# [WRITTEN REQUEST]
Give all of the lines again exactly as they read.
--- START EXERCISE MATERIALS ---
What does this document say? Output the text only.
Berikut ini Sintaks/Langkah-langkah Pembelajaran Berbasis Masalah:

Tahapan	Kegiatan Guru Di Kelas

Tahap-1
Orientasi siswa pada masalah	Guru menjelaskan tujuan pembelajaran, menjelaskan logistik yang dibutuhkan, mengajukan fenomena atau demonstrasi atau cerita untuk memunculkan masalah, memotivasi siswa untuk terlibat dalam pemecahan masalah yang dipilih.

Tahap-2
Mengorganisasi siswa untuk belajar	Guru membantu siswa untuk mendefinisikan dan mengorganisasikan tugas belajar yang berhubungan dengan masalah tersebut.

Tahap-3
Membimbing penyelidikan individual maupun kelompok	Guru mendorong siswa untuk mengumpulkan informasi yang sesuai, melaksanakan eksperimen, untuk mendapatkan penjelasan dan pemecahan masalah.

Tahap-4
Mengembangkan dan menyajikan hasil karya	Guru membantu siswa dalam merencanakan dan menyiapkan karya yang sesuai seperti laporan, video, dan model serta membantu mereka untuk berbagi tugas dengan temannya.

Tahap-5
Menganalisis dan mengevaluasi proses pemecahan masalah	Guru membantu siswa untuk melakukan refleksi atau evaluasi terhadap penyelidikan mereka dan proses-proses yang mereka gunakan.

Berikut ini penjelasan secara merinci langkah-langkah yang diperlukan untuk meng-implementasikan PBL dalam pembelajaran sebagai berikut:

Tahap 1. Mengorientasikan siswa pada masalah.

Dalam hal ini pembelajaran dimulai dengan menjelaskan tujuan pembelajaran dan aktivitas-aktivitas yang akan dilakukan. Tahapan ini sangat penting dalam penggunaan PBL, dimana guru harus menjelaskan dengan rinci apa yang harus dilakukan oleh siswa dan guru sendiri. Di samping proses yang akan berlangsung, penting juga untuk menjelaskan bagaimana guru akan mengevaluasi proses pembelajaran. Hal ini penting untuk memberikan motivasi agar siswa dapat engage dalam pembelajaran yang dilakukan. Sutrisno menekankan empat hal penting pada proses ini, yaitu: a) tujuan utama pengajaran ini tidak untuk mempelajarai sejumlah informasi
--- END EXERCISE MATERIALS ---
# [RESPONSE TO THE EXERCISE]
What does this document say? Output the text only.
Berikut ini Sintaks/Langkah-langkah Pembelajaran Berbasis Masalah:

Tahapan	Kegiatan Guru Di Kelas

Tahap-1
Orientasi siswa pada masalah	Guru menjelaskan tujuan pembelajaran, menjelaskan logistik yang dibutuhkan, mengajukan fenomena atau demonstrasi atau cerita untuk memunculkan masalah, memotivasi siswa untuk terlibat dalam pemecahan masalah yang dipilih.

Tahap-2
Mengorganisasi siswa untuk belajar	Guru membantu siswa untuk mendefinisikan dan mengorganisasikan tugas belajar yang berhubungan dengan masalah tersebut.

Tahap-3
Membimbing penyelidikan individual maupun kelompok	Guru mendorong siswa untuk mengumpulkan informasi yang sesuai, melaksanakan eksperimen, untuk mendapatkan penjelasan dan pemecahan masalah.

Tahap-4
Mengembangkan dan menyajikan hasil karya	Guru membantu siswa dalam merencanakan dan menyiapkan karya yang sesuai seperti laporan, video, dan model serta membantu mereka untuk berbagi tugas dengan temannya.

Tahap-5
Menganalisis dan mengevaluasi proses pemecahan masalah	Guru membantu siswa untuk melakukan refleksi atau evaluasi terhadap penyelidikan mereka dan proses-proses yang mereka gunakan.

Berikut ini penjelasan secara merinci langkah-langkah yang diperlukan untuk meng-implementasikan PBL dalam pembelajaran sebagai berikut:

Tahap 1. Mengorientasikan siswa pada masalah.

Dalam hal ini pembelajaran dimulai dengan menjelaskan tujuan pembelajaran dan aktivitas-aktivitas yang akan dilakukan. Tahapan ini sangat penting dalam penggunaan PBL, dimana guru harus menjelaskan dengan rinci apa yang harus dilakukan oleh siswa dan guru sendiri. Di samping proses yang akan berlangsung, penting juga untuk menjelaskan bagaimana guru akan mengevaluasi proses pembelajaran. Hal ini penting untuk memberikan motivasi agar siswa dapat engage dalam pembelajaran yang dilakukan. Sutrisno menekankan empat hal penting pada proses ini, yaitu: a) tujuan utama pengajaran ini tidak untuk mempelajarai sejumlah informasi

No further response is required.